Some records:

• • • • •

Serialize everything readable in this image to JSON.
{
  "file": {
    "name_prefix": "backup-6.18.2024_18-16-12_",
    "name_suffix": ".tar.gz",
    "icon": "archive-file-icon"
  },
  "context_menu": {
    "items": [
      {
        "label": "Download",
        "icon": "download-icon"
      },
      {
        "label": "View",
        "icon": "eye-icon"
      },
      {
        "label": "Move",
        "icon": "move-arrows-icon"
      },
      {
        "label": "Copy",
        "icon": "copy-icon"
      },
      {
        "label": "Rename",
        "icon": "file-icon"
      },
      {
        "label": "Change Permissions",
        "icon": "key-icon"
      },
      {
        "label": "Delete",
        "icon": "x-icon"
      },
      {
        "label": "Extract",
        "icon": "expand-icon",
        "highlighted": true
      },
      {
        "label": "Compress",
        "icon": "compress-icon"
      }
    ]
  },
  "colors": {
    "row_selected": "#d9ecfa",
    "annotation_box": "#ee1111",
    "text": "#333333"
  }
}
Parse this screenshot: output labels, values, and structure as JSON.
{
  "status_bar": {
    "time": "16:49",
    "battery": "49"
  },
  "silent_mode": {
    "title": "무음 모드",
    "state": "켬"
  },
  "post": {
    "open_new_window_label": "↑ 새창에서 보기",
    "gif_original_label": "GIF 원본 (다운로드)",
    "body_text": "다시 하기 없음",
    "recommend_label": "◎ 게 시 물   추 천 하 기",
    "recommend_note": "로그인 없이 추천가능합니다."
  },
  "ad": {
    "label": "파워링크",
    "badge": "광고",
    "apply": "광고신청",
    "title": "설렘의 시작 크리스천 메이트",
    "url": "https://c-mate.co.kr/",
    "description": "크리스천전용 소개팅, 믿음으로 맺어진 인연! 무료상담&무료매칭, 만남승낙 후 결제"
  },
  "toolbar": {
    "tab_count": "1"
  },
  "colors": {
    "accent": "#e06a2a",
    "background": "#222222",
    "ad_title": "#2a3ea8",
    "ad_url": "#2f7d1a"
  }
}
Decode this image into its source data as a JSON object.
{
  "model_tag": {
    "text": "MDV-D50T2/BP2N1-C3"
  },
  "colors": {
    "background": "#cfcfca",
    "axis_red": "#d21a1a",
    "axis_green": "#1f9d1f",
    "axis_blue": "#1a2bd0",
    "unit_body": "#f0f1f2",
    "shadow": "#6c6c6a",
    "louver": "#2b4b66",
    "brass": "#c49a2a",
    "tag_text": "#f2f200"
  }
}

• • • • •

Repeat exactly, and only, the lines from the one containing "Parse this screenshot: output" through the end of the material.

Parse this screenshot: output labels, values, and structure as JSON.
{
  "status_bar": {
    "time": "16:49",
    "battery": "49"
  },
  "silent_mode": {
    "title": "무음 모드",
    "state": "켬"
  },
  "post": {
    "open_new_window_label": "↑ 새창에서 보기",
    "gif_original_label": "GIF 원본 (다운로드)",
    "body_text": "다시 하기 없음",
    "recommend_label": "◎ 게 시 물   추 천 하 기",
    "recommend_note": "로그인 없이 추천가능합니다."
  },
  "ad": {
    "label": "파워링크",
    "badge": "광고",
    "apply": "광고신청",
    "title": "설렘의 시작 크리스천 메이트",
    "url": "https://c-mate.co.kr/",
    "description": "크리스천전용 소개팅, 믿음으로 맺어진 인연! 무료상담&무료매칭, 만남승낙 후 결제"
  },
  "toolbar": {
    "tab_count": "1"
  },
  "colors": {
    "accent": "#e06a2a",
    "background": "#222222",
    "ad_title": "#2a3ea8",
    "ad_url": "#2f7d1a"
  }
}
Decode this image into its source data as a JSON object.
{
  "model_tag": {
    "text": "MDV-D50T2/BP2N1-C3"
  },
  "colors": {
    "background": "#cfcfca",
    "axis_red": "#d21a1a",
    "axis_green": "#1f9d1f",
    "axis_blue": "#1a2bd0",
    "unit_body": "#f0f1f2",
    "shadow": "#6c6c6a",
    "louver": "#2b4b66",
    "brass": "#c49a2a",
    "tag_text": "#f2f200"
  }
}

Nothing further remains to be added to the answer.